• [Exercise prompt]:
The entries below should be output exactly as written.
# start of Provided records
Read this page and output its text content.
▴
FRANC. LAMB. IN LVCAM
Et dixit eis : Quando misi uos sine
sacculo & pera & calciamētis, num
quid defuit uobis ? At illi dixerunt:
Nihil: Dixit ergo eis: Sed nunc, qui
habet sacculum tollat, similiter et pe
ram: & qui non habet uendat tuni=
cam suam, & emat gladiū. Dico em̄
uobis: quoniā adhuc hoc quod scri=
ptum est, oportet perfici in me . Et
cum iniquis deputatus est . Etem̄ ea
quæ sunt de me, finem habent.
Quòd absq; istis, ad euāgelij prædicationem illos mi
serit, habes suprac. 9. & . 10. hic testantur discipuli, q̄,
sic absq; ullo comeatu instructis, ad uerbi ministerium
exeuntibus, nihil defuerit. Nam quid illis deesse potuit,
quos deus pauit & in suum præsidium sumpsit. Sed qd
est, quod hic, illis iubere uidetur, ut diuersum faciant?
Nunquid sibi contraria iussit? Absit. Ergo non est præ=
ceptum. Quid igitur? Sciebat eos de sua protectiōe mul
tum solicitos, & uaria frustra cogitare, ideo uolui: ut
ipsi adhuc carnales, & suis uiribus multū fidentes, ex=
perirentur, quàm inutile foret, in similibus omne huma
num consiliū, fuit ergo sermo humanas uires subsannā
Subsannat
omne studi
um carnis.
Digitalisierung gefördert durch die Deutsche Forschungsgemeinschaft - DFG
# end of Provided records
• [Answer to this exercise]:
Read this page and output its text content.
▴
FRANC. LAMB. IN LVCAM
Et dixit eis : Quando misi uos sine
sacculo & pera & calciamētis, num
quid defuit uobis ? At illi dixerunt:
Nihil: Dixit ergo eis: Sed nunc, qui
habet sacculum tollat, similiter et pe
ram: & qui non habet uendat tuni=
cam suam, & emat gladiū. Dico em̄
uobis: quoniā adhuc hoc quod scri=
ptum est, oportet perfici in me . Et
cum iniquis deputatus est . Etem̄ ea
quæ sunt de me, finem habent.
Quòd absq; istis, ad euāgelij prædicationem illos mi
serit, habes suprac. 9. & . 10. hic testantur discipuli, q̄,
sic absq; ullo comeatu instructis, ad uerbi ministerium
exeuntibus, nihil defuerit. Nam quid illis deesse potuit,
quos deus pauit & in suum præsidium sumpsit. Sed qd
est, quod hic, illis iubere uidetur, ut diuersum faciant?
Nunquid sibi contraria iussit? Absit. Ergo non est præ=
ceptum. Quid igitur? Sciebat eos de sua protectiōe mul
tum solicitos, & uaria frustra cogitare, ideo uolui: ut
ipsi adhuc carnales, & suis uiribus multū fidentes, ex=
perirentur, quàm inutile foret, in similibus omne huma
num consiliū, fuit ergo sermo humanas uires subsannā
Subsannat
omne studi
um carnis.
Digitalisierung gefördert durch die Deutsche Forschungsgemeinschaft - DFG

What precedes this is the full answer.